* Short exercise *
Reproduce all records exactly.

-=-=-=-=-

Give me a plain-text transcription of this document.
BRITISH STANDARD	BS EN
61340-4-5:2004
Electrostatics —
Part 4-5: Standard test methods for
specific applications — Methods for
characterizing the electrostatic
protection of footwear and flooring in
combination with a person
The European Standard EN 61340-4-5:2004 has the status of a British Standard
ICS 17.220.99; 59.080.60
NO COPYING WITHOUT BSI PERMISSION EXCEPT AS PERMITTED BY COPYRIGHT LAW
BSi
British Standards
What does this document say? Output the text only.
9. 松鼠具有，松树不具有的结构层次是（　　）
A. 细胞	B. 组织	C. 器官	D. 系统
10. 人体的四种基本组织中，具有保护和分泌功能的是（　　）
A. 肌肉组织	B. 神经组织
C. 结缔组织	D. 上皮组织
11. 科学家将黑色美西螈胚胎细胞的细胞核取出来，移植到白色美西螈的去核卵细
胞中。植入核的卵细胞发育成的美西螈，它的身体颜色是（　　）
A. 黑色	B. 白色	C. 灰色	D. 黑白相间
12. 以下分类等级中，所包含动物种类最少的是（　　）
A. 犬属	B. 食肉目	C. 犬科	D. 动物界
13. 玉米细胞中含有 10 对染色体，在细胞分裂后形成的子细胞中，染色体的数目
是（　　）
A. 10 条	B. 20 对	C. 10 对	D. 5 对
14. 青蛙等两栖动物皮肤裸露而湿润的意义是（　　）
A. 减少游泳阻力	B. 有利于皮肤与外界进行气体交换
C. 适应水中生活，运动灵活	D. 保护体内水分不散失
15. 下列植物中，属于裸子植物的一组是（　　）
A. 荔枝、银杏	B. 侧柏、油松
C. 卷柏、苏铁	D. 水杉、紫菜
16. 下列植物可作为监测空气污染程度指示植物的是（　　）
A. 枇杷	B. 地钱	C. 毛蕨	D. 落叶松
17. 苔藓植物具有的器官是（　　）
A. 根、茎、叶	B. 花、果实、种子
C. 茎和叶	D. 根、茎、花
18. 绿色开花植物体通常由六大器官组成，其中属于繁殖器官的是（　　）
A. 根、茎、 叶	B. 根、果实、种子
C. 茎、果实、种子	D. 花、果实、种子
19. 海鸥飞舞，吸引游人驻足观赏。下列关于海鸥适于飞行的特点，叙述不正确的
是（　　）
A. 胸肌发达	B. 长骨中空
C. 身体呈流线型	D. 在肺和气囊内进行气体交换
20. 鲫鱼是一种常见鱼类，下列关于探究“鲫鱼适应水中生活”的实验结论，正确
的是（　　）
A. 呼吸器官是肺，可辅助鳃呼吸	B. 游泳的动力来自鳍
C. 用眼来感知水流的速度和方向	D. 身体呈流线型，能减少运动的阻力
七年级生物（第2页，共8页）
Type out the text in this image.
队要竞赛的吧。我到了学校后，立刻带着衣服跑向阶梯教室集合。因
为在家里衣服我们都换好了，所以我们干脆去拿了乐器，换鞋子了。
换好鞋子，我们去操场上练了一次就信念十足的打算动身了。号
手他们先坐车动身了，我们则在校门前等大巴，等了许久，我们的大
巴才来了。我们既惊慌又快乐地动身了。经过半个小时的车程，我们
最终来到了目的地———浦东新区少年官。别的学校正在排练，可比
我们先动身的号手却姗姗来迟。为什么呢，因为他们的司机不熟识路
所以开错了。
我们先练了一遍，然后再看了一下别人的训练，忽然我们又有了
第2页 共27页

-=-=-=-=-

* Exercise output *
Give me a plain-text transcription of this document.
BRITISH STANDARD	BS EN
61340-4-5:2004
Electrostatics —
Part 4-5: Standard test methods for
specific applications — Methods for
characterizing the electrostatic
protection of footwear and flooring in
combination with a person
The European Standard EN 61340-4-5:2004 has the status of a British Standard
ICS 17.220.99; 59.080.60
NO COPYING WITHOUT BSI PERMISSION EXCEPT AS PERMITTED BY COPYRIGHT LAW
BSi
British Standards
What does this document say? Output the text only.
9. 松鼠具有，松树不具有的结构层次是（　　）
A. 细胞	B. 组织	C. 器官	D. 系统
10. 人体的四种基本组织中，具有保护和分泌功能的是（　　）
A. 肌肉组织	B. 神经组织
C. 结缔组织	D. 上皮组织
11. 科学家将黑色美西螈胚胎细胞的细胞核取出来，移植到白色美西螈的去核卵细
胞中。植入核的卵细胞发育成的美西螈，它的身体颜色是（　　）
A. 黑色	B. 白色	C. 灰色	D. 黑白相间
12. 以下分类等级中，所包含动物种类最少的是（　　）
A. 犬属	B. 食肉目	C. 犬科	D. 动物界
13. 玉米细胞中含有 10 对染色体，在细胞分裂后形成的子细胞中，染色体的数目
是（　　）
A. 10 条	B. 20 对	C. 10 对	D. 5 对
14. 青蛙等两栖动物皮肤裸露而湿润的意义是（　　）
A. 减少游泳阻力	B. 有利于皮肤与外界进行气体交换
C. 适应水中生活，运动灵活	D. 保护体内水分不散失
15. 下列植物中，属于裸子植物的一组是（　　）
A. 荔枝、银杏	B. 侧柏、油松
C. 卷柏、苏铁	D. 水杉、紫菜
16. 下列植物可作为监测空气污染程度指示植物的是（　　）
A. 枇杷	B. 地钱	C. 毛蕨	D. 落叶松
17. 苔藓植物具有的器官是（　　）
A. 根、茎、叶	B. 花、果实、种子
C. 茎和叶	D. 根、茎、花
18. 绿色开花植物体通常由六大器官组成，其中属于繁殖器官的是（　　）
A. 根、茎、 叶	B. 根、果实、种子
C. 茎、果实、种子	D. 花、果实、种子
19. 海鸥飞舞，吸引游人驻足观赏。下列关于海鸥适于飞行的特点，叙述不正确的
是（　　）
A. 胸肌发达	B. 长骨中空
C. 身体呈流线型	D. 在肺和气囊内进行气体交换
20. 鲫鱼是一种常见鱼类，下列关于探究“鲫鱼适应水中生活”的实验结论，正确
的是（　　）
A. 呼吸器官是肺，可辅助鳃呼吸	B. 游泳的动力来自鳍
C. 用眼来感知水流的速度和方向	D. 身体呈流线型，能减少运动的阻力
七年级生物（第2页，共8页）
Type out the text in this image.
队要竞赛的吧。我到了学校后，立刻带着衣服跑向阶梯教室集合。因
为在家里衣服我们都换好了，所以我们干脆去拿了乐器，换鞋子了。
换好鞋子，我们去操场上练了一次就信念十足的打算动身了。号
手他们先坐车动身了，我们则在校门前等大巴，等了许久，我们的大
巴才来了。我们既惊慌又快乐地动身了。经过半个小时的车程，我们
最终来到了目的地———浦东新区少年官。别的学校正在排练，可比
我们先动身的号手却姗姗来迟。为什么呢，因为他们的司机不熟识路
所以开错了。
我们先练了一遍，然后再看了一下别人的训练，忽然我们又有了
第2页 共27页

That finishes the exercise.